Start of Records provided
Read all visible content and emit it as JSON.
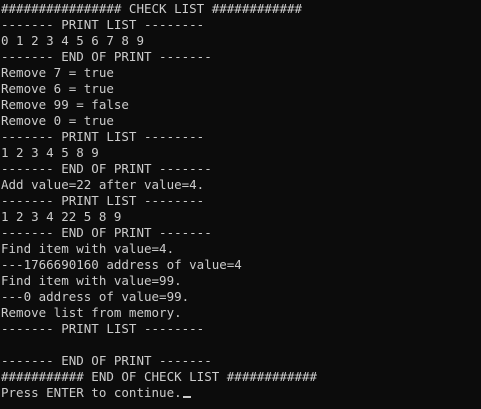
{
  "console": {
    "lines": [
      "################ CHECK LIST ############",
      "------- PRINT LIST --------",
      "0 1 2 3 4 5 6 7 8 9",
      "------- END OF PRINT -------",
      "Remove 7 = true",
      "Remove 6 = true",
      "Remove 99 = false",
      "Remove 0 = true",
      "------- PRINT LIST --------",
      "1 2 3 4 5 8 9",
      "------- END OF PRINT -------",
      "Add value=22 after value=4.",
      "------- PRINT LIST --------",
      "1 2 3 4 22 5 8 9",
      "------- END OF PRINT -------",
      "Find item with value=4.",
      "---1766690160 address of value=4",
      "Find item with value=99.",
      "---0 address of value=99.",
      "Remove list from memory.",
      "------- PRINT LIST --------",
      "",
      "------- END OF PRINT -------",
      "########### END OF CHECK LIST ############",
      "Press ENTER to continue."
    ],
    "colors": {
      "background": "#0c0c0c",
      "text": "#cccccc"
    }
  }
}
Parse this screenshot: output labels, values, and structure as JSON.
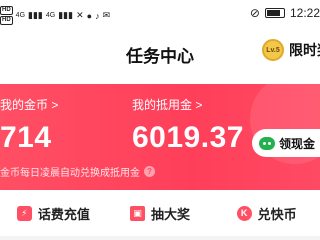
{
  "status_bar": {
    "hd1": "HD",
    "hd2": "HD",
    "signal1": "4G",
    "signal2": "4G",
    "time": "12:22"
  },
  "header": {
    "title": "任务中心",
    "level_badge": "Lv.5",
    "task_link": "限时奖"
  },
  "balance_card": {
    "coin_title": "我的金币 >",
    "coin_value": "714",
    "voucher_title": "我的抵用金 >",
    "voucher_value": "6019.37",
    "claim_button": "领现金",
    "note": "金币每日凌晨自动兑换成抵用金",
    "help": "?"
  },
  "actions": [
    {
      "label": "话费充值",
      "icon": "lightning-icon"
    },
    {
      "label": "抽大奖",
      "icon": "gift-icon"
    },
    {
      "label": "兑快币",
      "icon": "k-coin-icon"
    }
  ],
  "colors": {
    "accent": "#ff4f64",
    "wechat": "#22b14c"
  }
}
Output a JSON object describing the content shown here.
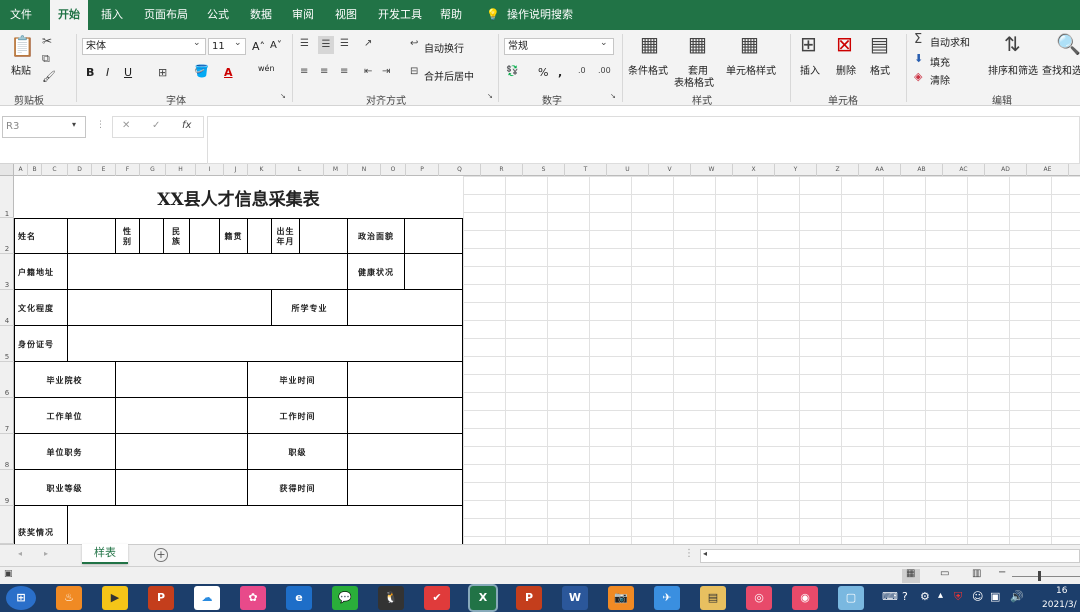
End of Records provided
Count the lines that include the word "Remove" and state the result as a bare number.

◆ Reply to the task
5